• [EXERCISE OBJECTIVE]
Retype the data below, starting at the line containing "category-label-line2: 学位 (14, 195, 43, 212)" and ending at the line containing "unit-1-cell: 55 (251, 67, 334, 99)", with both of those lines included.

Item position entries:
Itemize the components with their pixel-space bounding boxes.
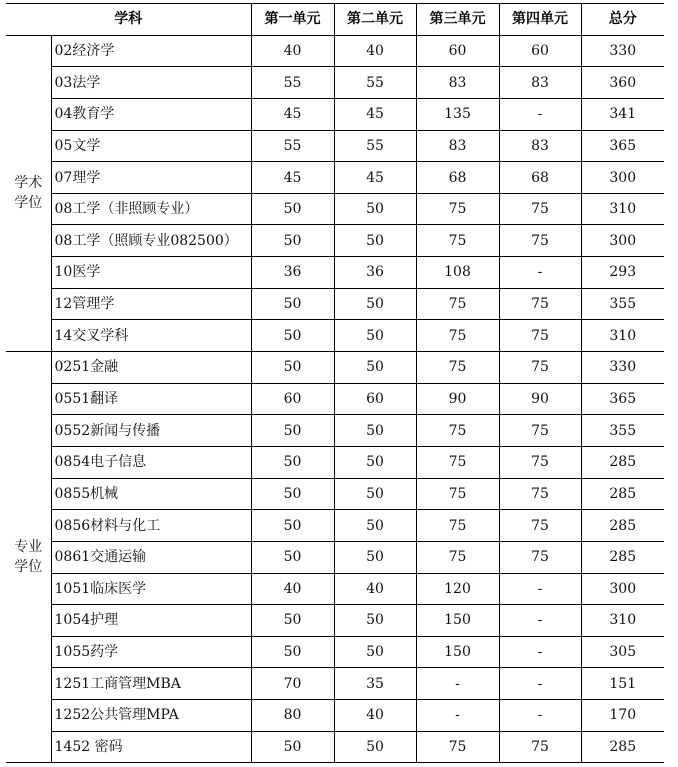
category-label-line2: 学位 (14, 195, 43, 212)
subject-cell: 0552新闻与传播 (51, 415, 251, 447)
subject-cell: 0251金融 (51, 352, 251, 384)
total-cell: 293 (581, 257, 664, 289)
subject-cell: 0856材料与化工 (51, 510, 251, 542)
unit-1-cell: 50 (251, 510, 334, 542)
unit-4-cell: - (499, 668, 581, 700)
subject-cell: 1055药学 (51, 636, 251, 668)
total-cell: 170 (581, 700, 664, 732)
table-row (6, 605, 664, 637)
unit-1-cell: 50 (251, 320, 334, 352)
unit-3-cell: 75 (416, 510, 499, 542)
subject-cell: 04教育学 (51, 98, 251, 130)
table-row (6, 668, 664, 700)
total-cell: 365 (581, 383, 664, 415)
subject-cell: 07理学 (51, 162, 251, 194)
subject-cell: 1452 密码 (51, 731, 251, 763)
total-cell: 310 (581, 605, 664, 637)
subject-cell: 12管理学 (51, 288, 251, 320)
category-cell (6, 35, 51, 351)
table-row (6, 415, 664, 447)
unit-1-cell: 50 (251, 225, 334, 257)
table-row (6, 446, 664, 478)
total-cell: 285 (581, 731, 664, 763)
unit-2-cell: 50 (334, 446, 416, 478)
total-cell: 310 (581, 320, 664, 352)
subject-cell: 02经济学 (51, 35, 251, 67)
subject-cell: 0551翻译 (51, 383, 251, 415)
unit-3-cell: 108 (416, 257, 499, 289)
unit-1-cell: 55 (251, 130, 334, 162)
total-cell: 285 (581, 478, 664, 510)
unit-2-cell: 50 (334, 193, 416, 225)
unit-1-cell: 45 (251, 98, 334, 130)
unit-4-cell: 68 (499, 162, 581, 194)
unit-4-cell: 75 (499, 541, 581, 573)
unit-2-cell: 50 (334, 415, 416, 447)
unit-1-cell: 60 (251, 383, 334, 415)
unit-2-cell: 50 (334, 510, 416, 542)
unit-3-cell: 75 (416, 225, 499, 257)
unit-1-cell: 50 (251, 478, 334, 510)
unit-1-cell: 50 (251, 605, 334, 637)
unit-4-cell: - (499, 605, 581, 637)
header-unit-3: 第三单元 (416, 4, 499, 36)
unit-1-cell: 40 (251, 573, 334, 605)
header-total: 总分 (581, 4, 664, 36)
subject-cell: 08工学（非照顾专业） (51, 193, 251, 225)
category-label-line2: 学位 (14, 559, 43, 576)
unit-4-cell: 75 (499, 193, 581, 225)
unit-4-cell: 75 (499, 288, 581, 320)
unit-2-cell: 50 (334, 731, 416, 763)
table-row (6, 257, 664, 289)
unit-2-cell: 45 (334, 98, 416, 130)
table-row (6, 193, 664, 225)
unit-3-cell: - (416, 668, 499, 700)
total-cell: 360 (581, 67, 664, 99)
subject-cell: 1251工商管理MBA (51, 668, 251, 700)
unit-3-cell: 75 (416, 478, 499, 510)
unit-2-cell: 50 (334, 478, 416, 510)
unit-4-cell: 90 (499, 383, 581, 415)
unit-1-cell: 55 (251, 67, 334, 99)
unit-2-cell: 45 (334, 162, 416, 194)
unit-1-cell: 50 (251, 352, 334, 384)
total-cell: 341 (581, 98, 664, 130)
unit-2-cell: 40 (334, 573, 416, 605)
unit-3-cell: 120 (416, 573, 499, 605)
total-cell: 365 (581, 130, 664, 162)
total-cell: 355 (581, 415, 664, 447)
unit-3-cell: 75 (416, 288, 499, 320)
unit-4-cell: - (499, 700, 581, 732)
subject-cell: 05文学 (51, 130, 251, 162)
unit-4-cell: 75 (499, 352, 581, 384)
table-row (6, 98, 664, 130)
unit-2-cell: 60 (334, 383, 416, 415)
subject-cell: 1054护理 (51, 605, 251, 637)
subject-cell: 0854电子信息 (51, 446, 251, 478)
unit-2-cell: 50 (334, 225, 416, 257)
table-row (6, 35, 664, 67)
unit-2-cell: 35 (334, 668, 416, 700)
unit-3-cell: 60 (416, 35, 499, 67)
unit-4-cell: 75 (499, 478, 581, 510)
category-cell (6, 352, 51, 763)
total-cell: 151 (581, 668, 664, 700)
unit-2-cell: 50 (334, 605, 416, 637)
unit-1-cell: 70 (251, 668, 334, 700)
total-cell: 310 (581, 193, 664, 225)
total-cell: 305 (581, 636, 664, 668)
unit-1-cell: 50 (251, 446, 334, 478)
table-row (6, 67, 664, 99)
table-row (6, 510, 664, 542)
unit-2-cell: 55 (334, 67, 416, 99)
unit-3-cell: - (416, 700, 499, 732)
unit-2-cell: 36 (334, 257, 416, 289)
unit-1-cell: 50 (251, 415, 334, 447)
header-unit-1: 第一单元 (251, 4, 334, 36)
unit-3-cell: 83 (416, 67, 499, 99)
unit-1-cell: 50 (251, 731, 334, 763)
unit-4-cell: - (499, 636, 581, 668)
unit-1-cell: 50 (251, 541, 334, 573)
total-cell: 285 (581, 510, 664, 542)
header-unit-4: 第四单元 (499, 4, 581, 36)
subject-cell: 10医学 (51, 257, 251, 289)
subject-cell: 0855机械 (51, 478, 251, 510)
unit-1-cell: 50 (251, 193, 334, 225)
table-row (6, 700, 664, 732)
unit-4-cell: - (499, 98, 581, 130)
subject-cell: 0861交通运输 (51, 541, 251, 573)
unit-2-cell: 50 (334, 352, 416, 384)
score-table (6, 3, 664, 763)
table-row (6, 541, 664, 573)
table-row (6, 383, 664, 415)
table-row (6, 731, 664, 763)
unit-1-cell: 36 (251, 257, 334, 289)
unit-3-cell: 75 (416, 193, 499, 225)
category-label-line1: 专业 (14, 539, 43, 556)
total-cell: 285 (581, 446, 664, 478)
table-row (6, 288, 664, 320)
table-row (6, 130, 664, 162)
total-cell: 300 (581, 573, 664, 605)
unit-3-cell: 150 (416, 605, 499, 637)
total-cell: 300 (581, 225, 664, 257)
table-row (6, 573, 664, 605)
header-subject: 学科 (6, 4, 251, 36)
unit-4-cell: 83 (499, 67, 581, 99)
unit-1-cell: 40 (251, 35, 334, 67)
unit-2-cell: 40 (334, 35, 416, 67)
subject-cell: 03法学 (51, 67, 251, 99)
unit-3-cell: 135 (416, 98, 499, 130)
subject-cell: 14交叉学科 (51, 320, 251, 352)
unit-3-cell: 75 (416, 415, 499, 447)
table-row (6, 352, 664, 384)
unit-4-cell: 75 (499, 225, 581, 257)
unit-2-cell: 50 (334, 541, 416, 573)
unit-2-cell: 50 (334, 636, 416, 668)
unit-4-cell: 75 (499, 320, 581, 352)
unit-2-cell: 50 (334, 320, 416, 352)
unit-1-cell: 50 (251, 636, 334, 668)
total-cell: 330 (581, 352, 664, 384)
category-label-line1: 学术 (14, 175, 43, 192)
total-cell: 285 (581, 541, 664, 573)
subject-cell: 1252公共管理MPA (51, 700, 251, 732)
total-cell: 355 (581, 288, 664, 320)
total-cell: 300 (581, 162, 664, 194)
header-row (6, 4, 664, 36)
unit-1-cell: 45 (251, 162, 334, 194)
unit-4-cell: 75 (499, 731, 581, 763)
unit-3-cell: 75 (416, 541, 499, 573)
unit-3-cell: 68 (416, 162, 499, 194)
table-row (6, 320, 664, 352)
subject-cell: 1051临床医学 (51, 573, 251, 605)
table-row (6, 478, 664, 510)
table-row (6, 225, 664, 257)
unit-3-cell: 75 (416, 352, 499, 384)
unit-2-cell: 55 (334, 130, 416, 162)
unit-4-cell: 60 (499, 35, 581, 67)
unit-3-cell: 150 (416, 636, 499, 668)
unit-3-cell: 75 (416, 320, 499, 352)
unit-3-cell: 75 (416, 731, 499, 763)
table-row (6, 162, 664, 194)
unit-4-cell: 75 (499, 446, 581, 478)
table-row (6, 636, 664, 668)
unit-3-cell: 83 (416, 130, 499, 162)
unit-4-cell: - (499, 257, 581, 289)
unit-2-cell: 50 (334, 288, 416, 320)
unit-4-cell: 75 (499, 415, 581, 447)
table-body (6, 35, 664, 763)
unit-4-cell: 75 (499, 510, 581, 542)
unit-2-cell: 40 (334, 700, 416, 732)
unit-4-cell: - (499, 573, 581, 605)
total-cell: 330 (581, 35, 664, 67)
unit-1-cell: 50 (251, 288, 334, 320)
header-unit-2: 第二单元 (334, 4, 416, 36)
subject-cell: 08工学（照顾专业082500） (51, 225, 251, 257)
unit-1-cell: 80 (251, 700, 334, 732)
unit-4-cell: 83 (499, 130, 581, 162)
unit-3-cell: 75 (416, 446, 499, 478)
unit-3-cell: 90 (416, 383, 499, 415)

• [RESPONSE]
category-label-line2: 学位 (14, 195, 43, 212)
subject-cell: 0552新闻与传播 (51, 415, 251, 447)
subject-cell: 0251金融 (51, 352, 251, 384)
total-cell: 293 (581, 257, 664, 289)
subject-cell: 0856材料与化工 (51, 510, 251, 542)
unit-1-cell: 50 (251, 510, 334, 542)
unit-4-cell: - (499, 668, 581, 700)
subject-cell: 1055药学 (51, 636, 251, 668)
total-cell: 170 (581, 700, 664, 732)
table-row (6, 605, 664, 637)
unit-1-cell: 50 (251, 320, 334, 352)
unit-3-cell: 75 (416, 510, 499, 542)
subject-cell: 04教育学 (51, 98, 251, 130)
table-row (6, 668, 664, 700)
total-cell: 365 (581, 383, 664, 415)
subject-cell: 07理学 (51, 162, 251, 194)
subject-cell: 1452 密码 (51, 731, 251, 763)
total-cell: 310 (581, 605, 664, 637)
subject-cell: 12管理学 (51, 288, 251, 320)
category-cell (6, 35, 51, 351)
table-row (6, 415, 664, 447)
unit-1-cell: 50 (251, 225, 334, 257)
table-row (6, 446, 664, 478)
total-cell: 285 (581, 731, 664, 763)
unit-2-cell: 50 (334, 446, 416, 478)
total-cell: 310 (581, 320, 664, 352)
subject-cell: 02经济学 (51, 35, 251, 67)
subject-cell: 0551翻译 (51, 383, 251, 415)
unit-3-cell: 108 (416, 257, 499, 289)
unit-1-cell: 55 (251, 130, 334, 162)
total-cell: 285 (581, 478, 664, 510)
unit-2-cell: 50 (334, 193, 416, 225)
unit-1-cell: 45 (251, 98, 334, 130)
unit-4-cell: 68 (499, 162, 581, 194)
unit-4-cell: 75 (499, 541, 581, 573)
unit-2-cell: 50 (334, 415, 416, 447)
unit-1-cell: 60 (251, 383, 334, 415)
unit-2-cell: 50 (334, 510, 416, 542)
unit-3-cell: 75 (416, 225, 499, 257)
unit-1-cell: 50 (251, 478, 334, 510)
unit-1-cell: 50 (251, 605, 334, 637)
unit-4-cell: - (499, 605, 581, 637)
header-unit-3: 第三单元 (416, 4, 499, 36)
unit-1-cell: 40 (251, 573, 334, 605)
header-total: 总分 (581, 4, 664, 36)
subject-cell: 08工学（非照顾专业） (51, 193, 251, 225)
category-label-line2: 学位 (14, 559, 43, 576)
unit-4-cell: 75 (499, 193, 581, 225)
unit-4-cell: 75 (499, 288, 581, 320)
unit-2-cell: 50 (334, 731, 416, 763)
table-row (6, 257, 664, 289)
unit-2-cell: 45 (334, 98, 416, 130)
table-row (6, 193, 664, 225)
unit-3-cell: - (416, 668, 499, 700)
total-cell: 360 (581, 67, 664, 99)
subject-cell: 1251工商管理MBA (51, 668, 251, 700)
unit-3-cell: 75 (416, 478, 499, 510)
unit-2-cell: 50 (334, 478, 416, 510)
unit-4-cell: 90 (499, 383, 581, 415)
unit-1-cell: 55 (251, 67, 334, 99)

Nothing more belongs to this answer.